Transcribe all of the records word for word, but omit the pictures.

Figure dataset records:
━━━━━━━━
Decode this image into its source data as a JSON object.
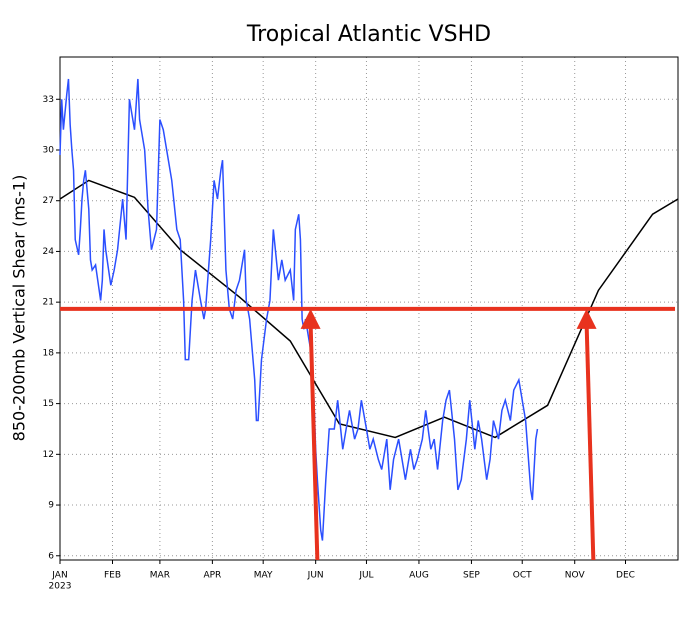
{
  "chart_data": {
    "type": "line",
    "title": "Tropical Atlantic VSHD",
    "y_label": "850-200mb Vertical Shear (ms-1)",
    "x_year_label": "2023",
    "xlim": [
      0,
      365
    ],
    "ylim": [
      5.75,
      35.5
    ],
    "xticks": [
      {
        "value": 0,
        "label": "JAN"
      },
      {
        "value": 31,
        "label": "FEB"
      },
      {
        "value": 59,
        "label": "MAR"
      },
      {
        "value": 90,
        "label": "APR"
      },
      {
        "value": 120,
        "label": "MAY"
      },
      {
        "value": 151,
        "label": "JUN"
      },
      {
        "value": 181,
        "label": "JUL"
      },
      {
        "value": 212,
        "label": "AUG"
      },
      {
        "value": 243,
        "label": "SEP"
      },
      {
        "value": 273,
        "label": "OCT"
      },
      {
        "value": 304,
        "label": "NOV"
      },
      {
        "value": 334,
        "label": "DEC"
      }
    ],
    "yticks": [
      6,
      9,
      12,
      15,
      18,
      21,
      24,
      27,
      30,
      33
    ],
    "grid": true,
    "threshold": 20.6,
    "threshold_color": "#e8321e",
    "arrows": [
      {
        "x": 148,
        "x_base": 152
      },
      {
        "x": 311,
        "x_base": 315
      }
    ],
    "series": [
      {
        "color": "#000000",
        "x": [
          0,
          17,
          44,
          71,
          106,
          136,
          165,
          198,
          227,
          257,
          288,
          318,
          350,
          365
        ],
        "values": [
          27.1,
          28.2,
          27.2,
          24.1,
          21.3,
          18.7,
          13.8,
          13.0,
          14.2,
          13.0,
          14.9,
          21.7,
          26.2,
          27.1
        ]
      },
      {
        "color": "#2b4fff",
        "x": [
          0,
          1,
          2,
          4,
          5,
          6,
          7,
          8,
          9,
          11,
          12,
          13,
          14,
          15,
          17,
          18,
          19,
          21,
          24,
          25,
          26,
          27,
          30,
          32,
          34,
          37,
          39,
          41,
          44,
          46,
          47,
          50,
          52,
          54,
          57,
          59,
          61,
          64,
          66,
          69,
          71,
          73,
          74,
          76,
          78,
          80,
          83,
          85,
          86,
          89,
          91,
          93,
          95,
          96,
          98,
          100,
          102,
          104,
          106,
          109,
          110,
          112,
          115,
          116,
          117,
          119,
          122,
          124,
          126,
          129,
          131,
          133,
          136,
          138,
          139,
          141,
          142,
          143,
          144,
          145,
          148,
          150,
          151,
          152,
          154,
          155,
          157,
          159,
          162,
          164,
          167,
          169,
          171,
          174,
          176,
          178,
          181,
          183,
          185,
          188,
          190,
          193,
          195,
          197,
          200,
          202,
          204,
          207,
          209,
          211,
          214,
          216,
          219,
          221,
          223,
          226,
          228,
          230,
          233,
          235,
          237,
          240,
          242,
          245,
          247,
          249,
          252,
          254,
          256,
          259,
          261,
          263,
          266,
          268,
          271,
          273,
          275,
          278,
          279,
          280,
          281,
          282
        ],
        "values": [
          29.7,
          33.0,
          31.2,
          33.3,
          34.2,
          31.5,
          30.0,
          28.8,
          24.7,
          23.8,
          25.3,
          27.1,
          28.2,
          28.8,
          26.5,
          23.5,
          22.9,
          23.2,
          21.1,
          22.3,
          25.3,
          24.1,
          22.0,
          22.9,
          24.1,
          27.1,
          24.7,
          33.0,
          31.2,
          34.2,
          31.8,
          30.0,
          26.5,
          24.1,
          25.3,
          31.8,
          31.2,
          29.4,
          28.2,
          25.3,
          24.7,
          21.1,
          17.6,
          17.6,
          21.1,
          22.9,
          21.1,
          20.0,
          20.6,
          24.7,
          28.2,
          27.1,
          28.8,
          29.4,
          22.9,
          20.6,
          20.0,
          21.7,
          22.3,
          24.1,
          21.1,
          20.0,
          16.4,
          14.0,
          14.0,
          17.6,
          20.0,
          21.1,
          25.3,
          22.3,
          23.5,
          22.3,
          22.9,
          21.1,
          25.3,
          26.2,
          24.7,
          20.0,
          19.4,
          20.0,
          18.2,
          15.2,
          12.3,
          10.5,
          7.5,
          6.9,
          10.5,
          13.5,
          13.5,
          15.2,
          12.3,
          13.5,
          14.6,
          12.9,
          13.5,
          15.2,
          13.5,
          12.3,
          12.9,
          11.7,
          11.1,
          12.9,
          9.9,
          11.7,
          12.9,
          11.7,
          10.5,
          12.3,
          11.1,
          11.7,
          12.9,
          14.6,
          12.3,
          12.9,
          11.1,
          14.0,
          15.2,
          15.8,
          12.9,
          9.9,
          10.5,
          12.9,
          15.2,
          12.3,
          14.0,
          12.9,
          10.5,
          11.7,
          14.0,
          12.9,
          14.6,
          15.2,
          14.0,
          15.8,
          16.4,
          15.2,
          14.0,
          9.9,
          9.3,
          11.1,
          12.9,
          13.5
        ]
      }
    ]
  }
}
━━━━━━━━
> _Correct response_
Decode this image into its source data as a JSON object.
{
  "chart_data": {
    "type": "line",
    "title": "Tropical Atlantic VSHD",
    "y_label": "850-200mb Vertical Shear (ms-1)",
    "x_year_label": "2023",
    "xlim": [
      0,
      365
    ],
    "ylim": [
      5.75,
      35.5
    ],
    "xticks": [
      {
        "value": 0,
        "label": "JAN"
      },
      {
        "value": 31,
        "label": "FEB"
      },
      {
        "value": 59,
        "label": "MAR"
      },
      {
        "value": 90,
        "label": "APR"
      },
      {
        "value": 120,
        "label": "MAY"
      },
      {
        "value": 151,
        "label": "JUN"
      },
      {
        "value": 181,
        "label": "JUL"
      },
      {
        "value": 212,
        "label": "AUG"
      },
      {
        "value": 243,
        "label": "SEP"
      },
      {
        "value": 273,
        "label": "OCT"
      },
      {
        "value": 304,
        "label": "NOV"
      },
      {
        "value": 334,
        "label": "DEC"
      }
    ],
    "yticks": [
      6,
      9,
      12,
      15,
      18,
      21,
      24,
      27,
      30,
      33
    ],
    "grid": true,
    "threshold": 20.6,
    "threshold_color": "#e8321e",
    "arrows": [
      {
        "x": 148,
        "x_base": 152
      },
      {
        "x": 311,
        "x_base": 315
      }
    ],
    "series": [
      {
        "color": "#000000",
        "x": [
          0,
          17,
          44,
          71,
          106,
          136,
          165,
          198,
          227,
          257,
          288,
          318,
          350,
          365
        ],
        "values": [
          27.1,
          28.2,
          27.2,
          24.1,
          21.3,
          18.7,
          13.8,
          13.0,
          14.2,
          13.0,
          14.9,
          21.7,
          26.2,
          27.1
        ]
      },
      {
        "color": "#2b4fff",
        "x": [
          0,
          1,
          2,
          4,
          5,
          6,
          7,
          8,
          9,
          11,
          12,
          13,
          14,
          15,
          17,
          18,
          19,
          21,
          24,
          25,
          26,
          27,
          30,
          32,
          34,
          37,
          39,
          41,
          44,
          46,
          47,
          50,
          52,
          54,
          57,
          59,
          61,
          64,
          66,
          69,
          71,
          73,
          74,
          76,
          78,
          80,
          83,
          85,
          86,
          89,
          91,
          93,
          95,
          96,
          98,
          100,
          102,
          104,
          106,
          109,
          110,
          112,
          115,
          116,
          117,
          119,
          122,
          124,
          126,
          129,
          131,
          133,
          136,
          138,
          139,
          141,
          142,
          143,
          144,
          145,
          148,
          150,
          151,
          152,
          154,
          155,
          157,
          159,
          162,
          164,
          167,
          169,
          171,
          174,
          176,
          178,
          181,
          183,
          185,
          188,
          190,
          193,
          195,
          197,
          200,
          202,
          204,
          207,
          209,
          211,
          214,
          216,
          219,
          221,
          223,
          226,
          228,
          230,
          233,
          235,
          237,
          240,
          242,
          245,
          247,
          249,
          252,
          254,
          256,
          259,
          261,
          263,
          266,
          268,
          271,
          273,
          275,
          278,
          279,
          280,
          281,
          282
        ],
        "values": [
          29.7,
          33.0,
          31.2,
          33.3,
          34.2,
          31.5,
          30.0,
          28.8,
          24.7,
          23.8,
          25.3,
          27.1,
          28.2,
          28.8,
          26.5,
          23.5,
          22.9,
          23.2,
          21.1,
          22.3,
          25.3,
          24.1,
          22.0,
          22.9,
          24.1,
          27.1,
          24.7,
          33.0,
          31.2,
          34.2,
          31.8,
          30.0,
          26.5,
          24.1,
          25.3,
          31.8,
          31.2,
          29.4,
          28.2,
          25.3,
          24.7,
          21.1,
          17.6,
          17.6,
          21.1,
          22.9,
          21.1,
          20.0,
          20.6,
          24.7,
          28.2,
          27.1,
          28.8,
          29.4,
          22.9,
          20.6,
          20.0,
          21.7,
          22.3,
          24.1,
          21.1,
          20.0,
          16.4,
          14.0,
          14.0,
          17.6,
          20.0,
          21.1,
          25.3,
          22.3,
          23.5,
          22.3,
          22.9,
          21.1,
          25.3,
          26.2,
          24.7,
          20.0,
          19.4,
          20.0,
          18.2,
          15.2,
          12.3,
          10.5,
          7.5,
          6.9,
          10.5,
          13.5,
          13.5,
          15.2,
          12.3,
          13.5,
          14.6,
          12.9,
          13.5,
          15.2,
          13.5,
          12.3,
          12.9,
          11.7,
          11.1,
          12.9,
          9.9,
          11.7,
          12.9,
          11.7,
          10.5,
          12.3,
          11.1,
          11.7,
          12.9,
          14.6,
          12.3,
          12.9,
          11.1,
          14.0,
          15.2,
          15.8,
          12.9,
          9.9,
          10.5,
          12.9,
          15.2,
          12.3,
          14.0,
          12.9,
          10.5,
          11.7,
          14.0,
          12.9,
          14.6,
          15.2,
          14.0,
          15.8,
          16.4,
          15.2,
          14.0,
          9.9,
          9.3,
          11.1,
          12.9,
          13.5
        ]
      }
    ]
  }
}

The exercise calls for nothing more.